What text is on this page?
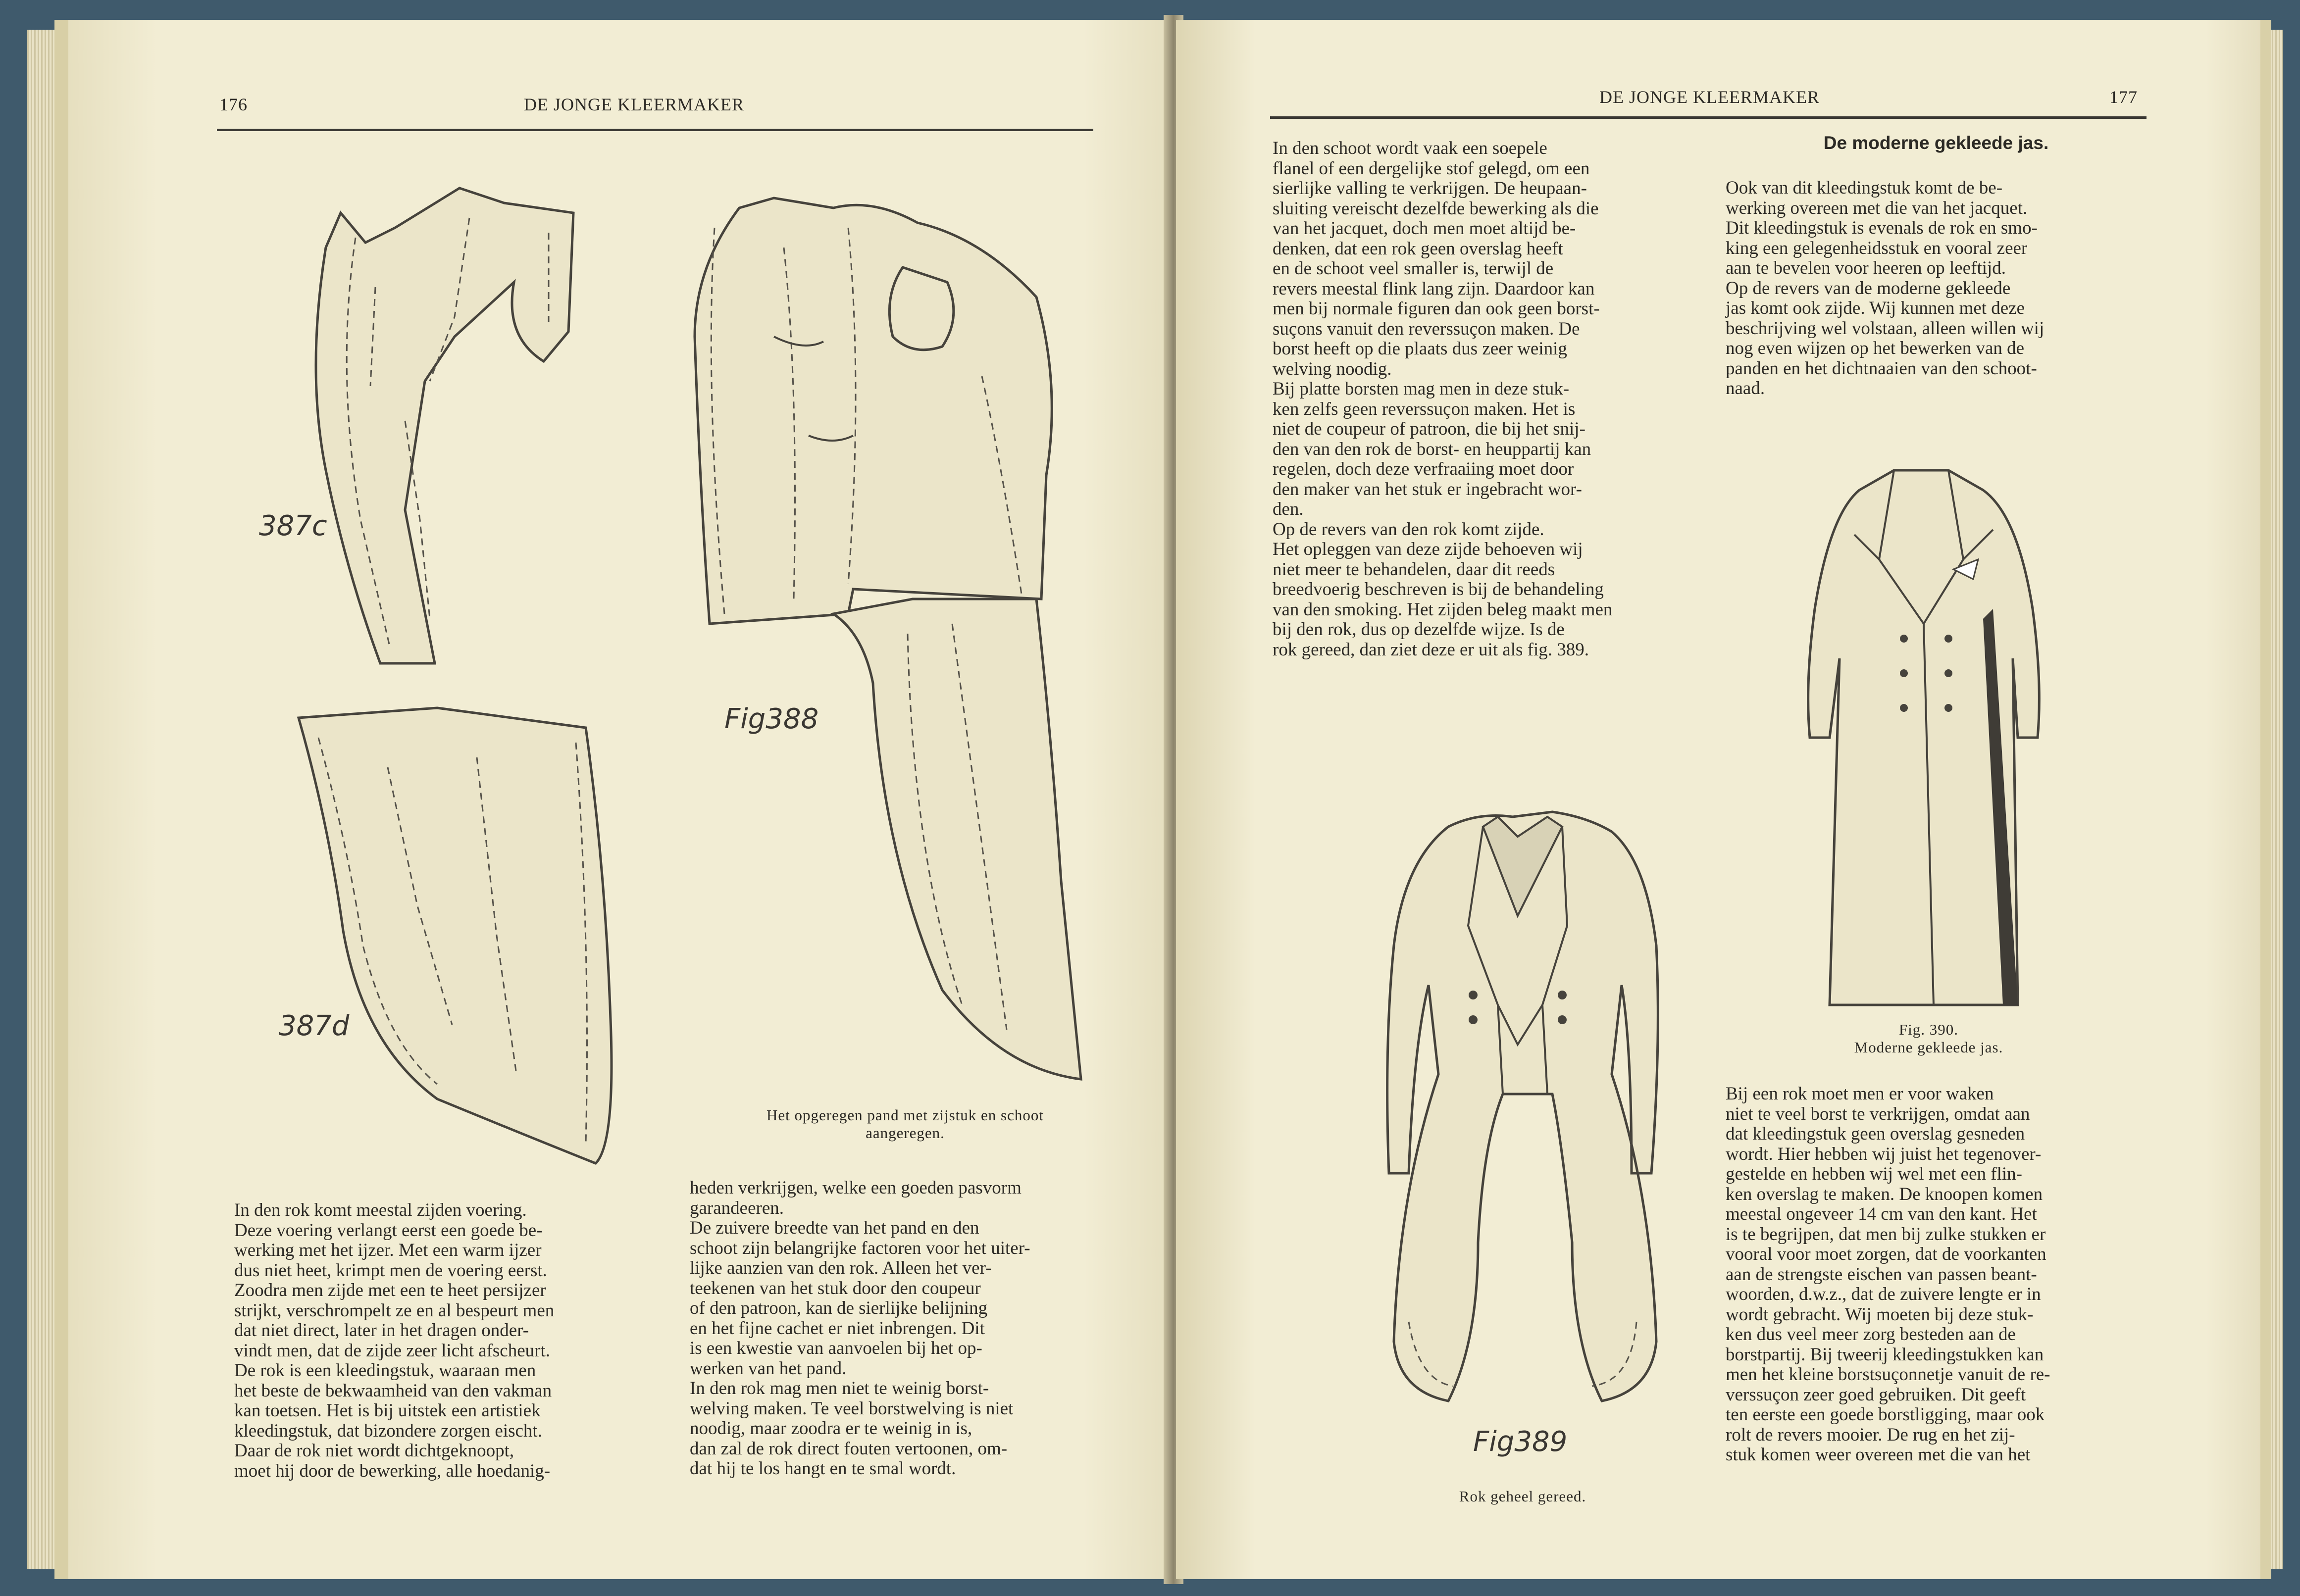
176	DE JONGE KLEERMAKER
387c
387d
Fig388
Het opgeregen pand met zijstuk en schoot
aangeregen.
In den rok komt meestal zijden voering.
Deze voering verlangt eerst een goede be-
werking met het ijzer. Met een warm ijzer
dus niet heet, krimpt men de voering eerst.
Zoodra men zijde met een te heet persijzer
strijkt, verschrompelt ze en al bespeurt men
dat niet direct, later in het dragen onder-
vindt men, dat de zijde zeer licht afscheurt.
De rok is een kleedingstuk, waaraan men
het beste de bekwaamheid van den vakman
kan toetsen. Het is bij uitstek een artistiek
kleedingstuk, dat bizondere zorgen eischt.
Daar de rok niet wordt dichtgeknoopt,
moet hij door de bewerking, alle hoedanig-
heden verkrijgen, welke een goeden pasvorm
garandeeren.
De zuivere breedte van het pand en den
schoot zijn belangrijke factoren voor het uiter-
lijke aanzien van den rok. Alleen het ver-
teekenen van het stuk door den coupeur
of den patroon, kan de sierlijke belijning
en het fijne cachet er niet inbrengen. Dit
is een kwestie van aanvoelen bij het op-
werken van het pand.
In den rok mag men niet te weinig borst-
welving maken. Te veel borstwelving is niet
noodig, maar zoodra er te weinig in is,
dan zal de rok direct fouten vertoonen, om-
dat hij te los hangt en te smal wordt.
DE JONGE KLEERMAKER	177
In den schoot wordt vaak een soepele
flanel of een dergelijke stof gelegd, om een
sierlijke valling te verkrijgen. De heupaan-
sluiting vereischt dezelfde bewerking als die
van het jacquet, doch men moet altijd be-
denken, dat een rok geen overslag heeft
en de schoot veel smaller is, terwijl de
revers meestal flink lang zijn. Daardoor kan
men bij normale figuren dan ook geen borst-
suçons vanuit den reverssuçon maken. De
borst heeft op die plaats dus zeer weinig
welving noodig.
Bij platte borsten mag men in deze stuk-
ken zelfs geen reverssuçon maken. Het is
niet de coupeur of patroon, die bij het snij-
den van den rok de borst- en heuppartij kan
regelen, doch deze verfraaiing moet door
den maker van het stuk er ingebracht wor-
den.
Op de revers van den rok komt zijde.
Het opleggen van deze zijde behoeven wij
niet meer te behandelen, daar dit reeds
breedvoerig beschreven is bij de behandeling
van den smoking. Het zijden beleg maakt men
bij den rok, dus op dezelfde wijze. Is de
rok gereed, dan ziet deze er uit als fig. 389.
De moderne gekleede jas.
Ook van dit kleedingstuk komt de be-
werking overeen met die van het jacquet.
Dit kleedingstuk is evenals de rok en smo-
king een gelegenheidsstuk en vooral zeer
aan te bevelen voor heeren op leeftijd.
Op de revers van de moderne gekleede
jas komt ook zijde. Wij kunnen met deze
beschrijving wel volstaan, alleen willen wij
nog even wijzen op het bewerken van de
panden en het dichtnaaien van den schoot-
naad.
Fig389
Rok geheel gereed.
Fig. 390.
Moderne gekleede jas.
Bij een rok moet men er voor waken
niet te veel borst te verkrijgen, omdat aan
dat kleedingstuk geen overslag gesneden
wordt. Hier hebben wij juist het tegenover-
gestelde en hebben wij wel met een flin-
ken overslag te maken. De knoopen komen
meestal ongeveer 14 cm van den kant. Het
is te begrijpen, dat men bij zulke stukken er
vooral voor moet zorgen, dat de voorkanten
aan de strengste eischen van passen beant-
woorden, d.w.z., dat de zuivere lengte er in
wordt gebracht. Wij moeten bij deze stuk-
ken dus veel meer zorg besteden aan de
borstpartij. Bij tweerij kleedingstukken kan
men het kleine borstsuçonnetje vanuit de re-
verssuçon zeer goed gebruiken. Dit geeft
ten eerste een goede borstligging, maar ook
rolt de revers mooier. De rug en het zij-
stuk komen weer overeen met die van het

> [Stated goal] Extract the full listing above verbatim; pictures are to be left out of the copy.

> [Finished task]
What text is on this page?
176	DE JONGE KLEERMAKER
387c
387d
Fig388
Het opgeregen pand met zijstuk en schoot
aangeregen.
In den rok komt meestal zijden voering.
Deze voering verlangt eerst een goede be-
werking met het ijzer. Met een warm ijzer
dus niet heet, krimpt men de voering eerst.
Zoodra men zijde met een te heet persijzer
strijkt, verschrompelt ze en al bespeurt men
dat niet direct, later in het dragen onder-
vindt men, dat de zijde zeer licht afscheurt.
De rok is een kleedingstuk, waaraan men
het beste de bekwaamheid van den vakman
kan toetsen. Het is bij uitstek een artistiek
kleedingstuk, dat bizondere zorgen eischt.
Daar de rok niet wordt dichtgeknoopt,
moet hij door de bewerking, alle hoedanig-
heden verkrijgen, welke een goeden pasvorm
garandeeren.
De zuivere breedte van het pand en den
schoot zijn belangrijke factoren voor het uiter-
lijke aanzien van den rok. Alleen het ver-
teekenen van het stuk door den coupeur
of den patroon, kan de sierlijke belijning
en het fijne cachet er niet inbrengen. Dit
is een kwestie van aanvoelen bij het op-
werken van het pand.
In den rok mag men niet te weinig borst-
welving maken. Te veel borstwelving is niet
noodig, maar zoodra er te weinig in is,
dan zal de rok direct fouten vertoonen, om-
dat hij te los hangt en te smal wordt.
DE JONGE KLEERMAKER	177
In den schoot wordt vaak een soepele
flanel of een dergelijke stof gelegd, om een
sierlijke valling te verkrijgen. De heupaan-
sluiting vereischt dezelfde bewerking als die
van het jacquet, doch men moet altijd be-
denken, dat een rok geen overslag heeft
en de schoot veel smaller is, terwijl de
revers meestal flink lang zijn. Daardoor kan
men bij normale figuren dan ook geen borst-
suçons vanuit den reverssuçon maken. De
borst heeft op die plaats dus zeer weinig
welving noodig.
Bij platte borsten mag men in deze stuk-
ken zelfs geen reverssuçon maken. Het is
niet de coupeur of patroon, die bij het snij-
den van den rok de borst- en heuppartij kan
regelen, doch deze verfraaiing moet door
den maker van het stuk er ingebracht wor-
den.
Op de revers van den rok komt zijde.
Het opleggen van deze zijde behoeven wij
niet meer te behandelen, daar dit reeds
breedvoerig beschreven is bij de behandeling
van den smoking. Het zijden beleg maakt men
bij den rok, dus op dezelfde wijze. Is de
rok gereed, dan ziet deze er uit als fig. 389.
De moderne gekleede jas.
Ook van dit kleedingstuk komt de be-
werking overeen met die van het jacquet.
Dit kleedingstuk is evenals de rok en smo-
king een gelegenheidsstuk en vooral zeer
aan te bevelen voor heeren op leeftijd.
Op de revers van de moderne gekleede
jas komt ook zijde. Wij kunnen met deze
beschrijving wel volstaan, alleen willen wij
nog even wijzen op het bewerken van de
panden en het dichtnaaien van den schoot-
naad.
Fig389
Rok geheel gereed.
Fig. 390.
Moderne gekleede jas.
Bij een rok moet men er voor waken
niet te veel borst te verkrijgen, omdat aan
dat kleedingstuk geen overslag gesneden
wordt. Hier hebben wij juist het tegenover-
gestelde en hebben wij wel met een flin-
ken overslag te maken. De knoopen komen
meestal ongeveer 14 cm van den kant. Het
is te begrijpen, dat men bij zulke stukken er
vooral voor moet zorgen, dat de voorkanten
aan de strengste eischen van passen beant-
woorden, d.w.z., dat de zuivere lengte er in
wordt gebracht. Wij moeten bij deze stuk-
ken dus veel meer zorg besteden aan de
borstpartij. Bij tweerij kleedingstukken kan
men het kleine borstsuçonnetje vanuit de re-
verssuçon zeer goed gebruiken. Dit geeft
ten eerste een goede borstligging, maar ook
rolt de revers mooier. De rug en het zij-
stuk komen weer overeen met die van het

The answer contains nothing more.